[Stored dataset items]
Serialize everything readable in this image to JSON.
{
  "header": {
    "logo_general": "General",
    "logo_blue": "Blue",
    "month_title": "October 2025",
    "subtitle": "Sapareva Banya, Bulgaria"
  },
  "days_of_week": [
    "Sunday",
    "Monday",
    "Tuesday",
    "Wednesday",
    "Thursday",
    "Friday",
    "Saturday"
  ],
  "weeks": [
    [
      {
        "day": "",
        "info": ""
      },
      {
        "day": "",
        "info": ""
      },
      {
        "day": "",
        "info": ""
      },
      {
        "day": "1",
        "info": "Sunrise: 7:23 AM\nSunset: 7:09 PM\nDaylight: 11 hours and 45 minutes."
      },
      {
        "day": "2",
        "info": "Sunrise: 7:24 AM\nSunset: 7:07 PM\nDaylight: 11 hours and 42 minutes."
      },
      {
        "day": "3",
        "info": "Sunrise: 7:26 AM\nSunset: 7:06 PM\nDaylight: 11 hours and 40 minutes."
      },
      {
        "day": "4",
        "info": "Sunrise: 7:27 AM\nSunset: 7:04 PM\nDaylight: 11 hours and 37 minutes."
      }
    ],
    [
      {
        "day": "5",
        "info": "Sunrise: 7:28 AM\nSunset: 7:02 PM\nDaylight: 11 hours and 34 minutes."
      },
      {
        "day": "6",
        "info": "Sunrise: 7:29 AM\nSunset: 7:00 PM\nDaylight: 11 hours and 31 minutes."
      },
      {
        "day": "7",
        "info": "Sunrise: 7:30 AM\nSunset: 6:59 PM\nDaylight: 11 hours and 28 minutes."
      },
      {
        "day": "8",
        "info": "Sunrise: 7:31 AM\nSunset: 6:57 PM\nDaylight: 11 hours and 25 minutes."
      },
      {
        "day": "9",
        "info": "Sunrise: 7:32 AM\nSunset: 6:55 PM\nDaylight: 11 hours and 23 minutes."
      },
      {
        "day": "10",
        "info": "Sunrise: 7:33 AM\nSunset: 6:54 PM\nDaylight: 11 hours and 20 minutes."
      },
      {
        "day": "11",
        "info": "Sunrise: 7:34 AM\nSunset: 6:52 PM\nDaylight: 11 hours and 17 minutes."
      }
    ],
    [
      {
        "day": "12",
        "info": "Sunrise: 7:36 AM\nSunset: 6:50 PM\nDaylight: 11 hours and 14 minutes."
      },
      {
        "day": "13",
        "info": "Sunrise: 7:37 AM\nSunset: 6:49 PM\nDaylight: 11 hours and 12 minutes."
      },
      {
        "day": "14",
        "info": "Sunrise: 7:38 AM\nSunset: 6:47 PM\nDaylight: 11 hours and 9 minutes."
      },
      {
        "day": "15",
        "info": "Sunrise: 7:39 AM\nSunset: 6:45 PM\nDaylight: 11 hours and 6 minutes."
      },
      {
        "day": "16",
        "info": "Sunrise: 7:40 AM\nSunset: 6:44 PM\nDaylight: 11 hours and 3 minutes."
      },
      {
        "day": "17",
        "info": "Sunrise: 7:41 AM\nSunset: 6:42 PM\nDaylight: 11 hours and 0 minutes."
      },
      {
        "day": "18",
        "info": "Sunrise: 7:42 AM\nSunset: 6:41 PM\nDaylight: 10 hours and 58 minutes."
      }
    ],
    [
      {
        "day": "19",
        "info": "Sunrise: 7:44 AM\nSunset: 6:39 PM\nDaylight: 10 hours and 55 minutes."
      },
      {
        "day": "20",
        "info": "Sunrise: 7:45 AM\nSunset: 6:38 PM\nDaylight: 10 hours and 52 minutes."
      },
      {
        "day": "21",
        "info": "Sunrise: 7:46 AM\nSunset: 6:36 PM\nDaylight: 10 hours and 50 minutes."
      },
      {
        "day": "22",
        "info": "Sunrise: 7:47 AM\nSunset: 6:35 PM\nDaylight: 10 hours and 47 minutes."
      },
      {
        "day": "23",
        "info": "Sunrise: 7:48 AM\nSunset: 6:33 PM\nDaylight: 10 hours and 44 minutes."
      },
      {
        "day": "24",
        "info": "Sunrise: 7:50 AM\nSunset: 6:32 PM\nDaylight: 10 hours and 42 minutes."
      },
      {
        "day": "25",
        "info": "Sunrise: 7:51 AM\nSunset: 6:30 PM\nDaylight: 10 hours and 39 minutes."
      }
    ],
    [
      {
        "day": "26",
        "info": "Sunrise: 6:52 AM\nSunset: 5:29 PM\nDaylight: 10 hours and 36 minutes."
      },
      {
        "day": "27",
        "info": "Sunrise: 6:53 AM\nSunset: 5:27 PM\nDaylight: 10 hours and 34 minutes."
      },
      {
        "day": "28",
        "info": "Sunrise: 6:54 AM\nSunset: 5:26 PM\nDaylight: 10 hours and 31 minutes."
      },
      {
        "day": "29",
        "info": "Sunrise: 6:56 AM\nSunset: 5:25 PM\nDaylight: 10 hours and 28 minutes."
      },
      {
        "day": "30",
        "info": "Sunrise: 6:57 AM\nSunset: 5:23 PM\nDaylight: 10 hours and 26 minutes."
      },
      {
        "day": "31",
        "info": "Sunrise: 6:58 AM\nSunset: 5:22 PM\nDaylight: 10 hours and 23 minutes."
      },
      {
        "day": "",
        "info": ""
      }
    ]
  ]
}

* EXERCISE DETAILS: Reproduce the data, keeping every line exactly the same.

* COMPLETE ANSWER:
Serialize everything readable in this image to JSON.
{
  "header": {
    "logo_general": "General",
    "logo_blue": "Blue",
    "month_title": "October 2025",
    "subtitle": "Sapareva Banya, Bulgaria"
  },
  "days_of_week": [
    "Sunday",
    "Monday",
    "Tuesday",
    "Wednesday",
    "Thursday",
    "Friday",
    "Saturday"
  ],
  "weeks": [
    [
      {
        "day": "",
        "info": ""
      },
      {
        "day": "",
        "info": ""
      },
      {
        "day": "",
        "info": ""
      },
      {
        "day": "1",
        "info": "Sunrise: 7:23 AM\nSunset: 7:09 PM\nDaylight: 11 hours and 45 minutes."
      },
      {
        "day": "2",
        "info": "Sunrise: 7:24 AM\nSunset: 7:07 PM\nDaylight: 11 hours and 42 minutes."
      },
      {
        "day": "3",
        "info": "Sunrise: 7:26 AM\nSunset: 7:06 PM\nDaylight: 11 hours and 40 minutes."
      },
      {
        "day": "4",
        "info": "Sunrise: 7:27 AM\nSunset: 7:04 PM\nDaylight: 11 hours and 37 minutes."
      }
    ],
    [
      {
        "day": "5",
        "info": "Sunrise: 7:28 AM\nSunset: 7:02 PM\nDaylight: 11 hours and 34 minutes."
      },
      {
        "day": "6",
        "info": "Sunrise: 7:29 AM\nSunset: 7:00 PM\nDaylight: 11 hours and 31 minutes."
      },
      {
        "day": "7",
        "info": "Sunrise: 7:30 AM\nSunset: 6:59 PM\nDaylight: 11 hours and 28 minutes."
      },
      {
        "day": "8",
        "info": "Sunrise: 7:31 AM\nSunset: 6:57 PM\nDaylight: 11 hours and 25 minutes."
      },
      {
        "day": "9",
        "info": "Sunrise: 7:32 AM\nSunset: 6:55 PM\nDaylight: 11 hours and 23 minutes."
      },
      {
        "day": "10",
        "info": "Sunrise: 7:33 AM\nSunset: 6:54 PM\nDaylight: 11 hours and 20 minutes."
      },
      {
        "day": "11",
        "info": "Sunrise: 7:34 AM\nSunset: 6:52 PM\nDaylight: 11 hours and 17 minutes."
      }
    ],
    [
      {
        "day": "12",
        "info": "Sunrise: 7:36 AM\nSunset: 6:50 PM\nDaylight: 11 hours and 14 minutes."
      },
      {
        "day": "13",
        "info": "Sunrise: 7:37 AM\nSunset: 6:49 PM\nDaylight: 11 hours and 12 minutes."
      },
      {
        "day": "14",
        "info": "Sunrise: 7:38 AM\nSunset: 6:47 PM\nDaylight: 11 hours and 9 minutes."
      },
      {
        "day": "15",
        "info": "Sunrise: 7:39 AM\nSunset: 6:45 PM\nDaylight: 11 hours and 6 minutes."
      },
      {
        "day": "16",
        "info": "Sunrise: 7:40 AM\nSunset: 6:44 PM\nDaylight: 11 hours and 3 minutes."
      },
      {
        "day": "17",
        "info": "Sunrise: 7:41 AM\nSunset: 6:42 PM\nDaylight: 11 hours and 0 minutes."
      },
      {
        "day": "18",
        "info": "Sunrise: 7:42 AM\nSunset: 6:41 PM\nDaylight: 10 hours and 58 minutes."
      }
    ],
    [
      {
        "day": "19",
        "info": "Sunrise: 7:44 AM\nSunset: 6:39 PM\nDaylight: 10 hours and 55 minutes."
      },
      {
        "day": "20",
        "info": "Sunrise: 7:45 AM\nSunset: 6:38 PM\nDaylight: 10 hours and 52 minutes."
      },
      {
        "day": "21",
        "info": "Sunrise: 7:46 AM\nSunset: 6:36 PM\nDaylight: 10 hours and 50 minutes."
      },
      {
        "day": "22",
        "info": "Sunrise: 7:47 AM\nSunset: 6:35 PM\nDaylight: 10 hours and 47 minutes."
      },
      {
        "day": "23",
        "info": "Sunrise: 7:48 AM\nSunset: 6:33 PM\nDaylight: 10 hours and 44 minutes."
      },
      {
        "day": "24",
        "info": "Sunrise: 7:50 AM\nSunset: 6:32 PM\nDaylight: 10 hours and 42 minutes."
      },
      {
        "day": "25",
        "info": "Sunrise: 7:51 AM\nSunset: 6:30 PM\nDaylight: 10 hours and 39 minutes."
      }
    ],
    [
      {
        "day": "26",
        "info": "Sunrise: 6:52 AM\nSunset: 5:29 PM\nDaylight: 10 hours and 36 minutes."
      },
      {
        "day": "27",
        "info": "Sunrise: 6:53 AM\nSunset: 5:27 PM\nDaylight: 10 hours and 34 minutes."
      },
      {
        "day": "28",
        "info": "Sunrise: 6:54 AM\nSunset: 5:26 PM\nDaylight: 10 hours and 31 minutes."
      },
      {
        "day": "29",
        "info": "Sunrise: 6:56 AM\nSunset: 5:25 PM\nDaylight: 10 hours and 28 minutes."
      },
      {
        "day": "30",
        "info": "Sunrise: 6:57 AM\nSunset: 5:23 PM\nDaylight: 10 hours and 26 minutes."
      },
      {
        "day": "31",
        "info": "Sunrise: 6:58 AM\nSunset: 5:22 PM\nDaylight: 10 hours and 23 minutes."
      },
      {
        "day": "",
        "info": ""
      }
    ]
  ]
}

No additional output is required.